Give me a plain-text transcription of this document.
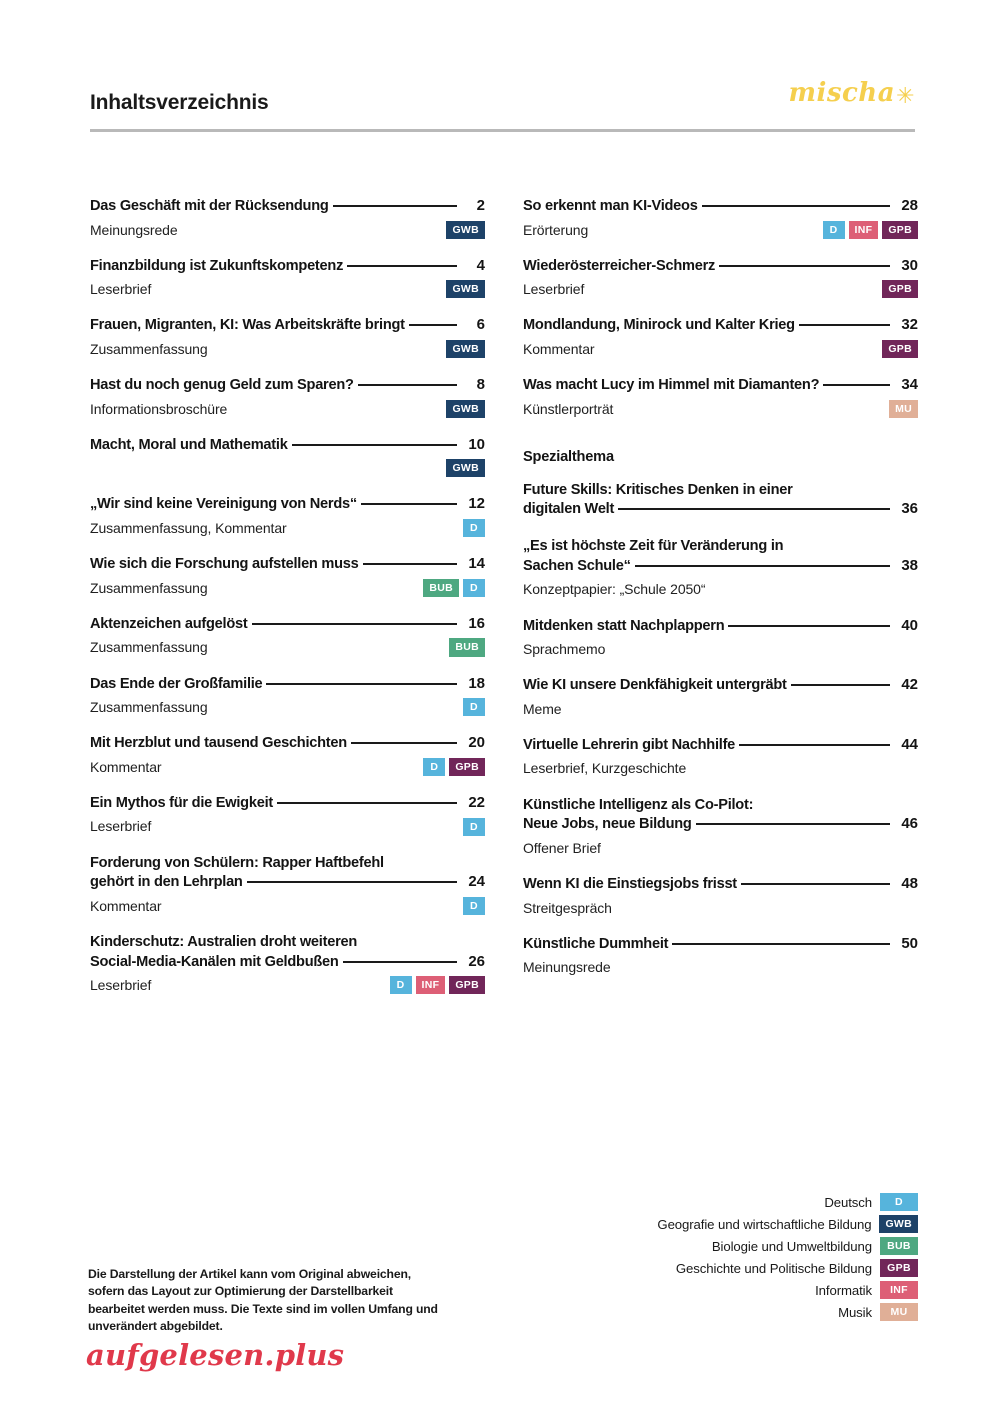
Inhaltsverzeichnis	mischa✳
Das Geschäft mit der Rücksendung	2
Meinungsrede	GWB
Finanzbildung ist Zukunftskompetenz	4
Leserbrief	GWB
Frauen, Migranten, KI: Was Arbeitskräfte bringt	6
Zusammenfassung	GWB
Hast du noch genug Geld zum Sparen?	8
Informationsbroschüre	GWB
Macht, Moral und Mathematik	10
GWB
„Wir sind keine Vereinigung von Nerds“	12
Zusammenfassung, Kommentar	D
Wie sich die Forschung aufstellen muss	14
Zusammenfassung	BUB	D
Aktenzeichen aufgelöst	16
Zusammenfassung	BUB
Das Ende der Großfamilie	18
Zusammenfassung	D
Mit Herzblut und tausend Geschichten	20
Kommentar	D	GPB
Ein Mythos für die Ewigkeit	22
Leserbrief	D
Forderung von Schülern: Rapper Haftbefehl
gehört in den Lehrplan	24
Kommentar	D
Kinderschutz: Australien droht weiteren
Social-Media-Kanälen mit Geldbußen	26
Leserbrief	D	INF	GPB
So erkennt man KI-Videos	28
Erörterung	D	INF	GPB
Wiederösterreicher-Schmerz	30
Leserbrief	GPB
Mondlandung, Minirock und Kalter Krieg	32
Kommentar	GPB
Was macht Lucy im Himmel mit Diamanten?	34
Künstlerporträt	MU
Spezialthema
Future Skills: Kritisches Denken in einer
digitalen Welt	36
„Es ist höchste Zeit für Veränderung in
Sachen Schule“	38
Konzeptpapier: „Schule 2050“
Mitdenken statt Nachplappern	40
Sprachmemo
Wie KI unsere Denkfähigkeit untergräbt	42
Meme
Virtuelle Lehrerin gibt Nachhilfe	44
Leserbrief, Kurzgeschichte
Künstliche Intelligenz als Co-Pilot:
Neue Jobs, neue Bildung	46
Offener Brief
Wenn KI die Einstiegsjobs frisst	48
Streitgespräch
Künstliche Dummheit	50
Meinungsrede
Deutsch	D
Geografie und wirtschaftliche Bildung	GWB
Biologie und Umweltbildung	BUB
Geschichte und Politische Bildung	GPB
Informatik	INF
Musik	MU
Die Darstellung der Artikel kann vom Original abweichen, sofern das Layout zur Optimierung der Darstellbarkeit bearbeitet werden muss. Die Texte sind im vollen Umfang und unverändert abgebildet.
aufgelesen.plus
------------------------------------
**Exercise goal:** Gather every line from the entries above where the word "Zusammenfassung" appears, and copy them.

**Full response:**
Zusammenfassung	GWB
Zusammenfassung, Kommentar	D
Zusammenfassung	BUB	D
Zusammenfassung	BUB
Zusammenfassung	D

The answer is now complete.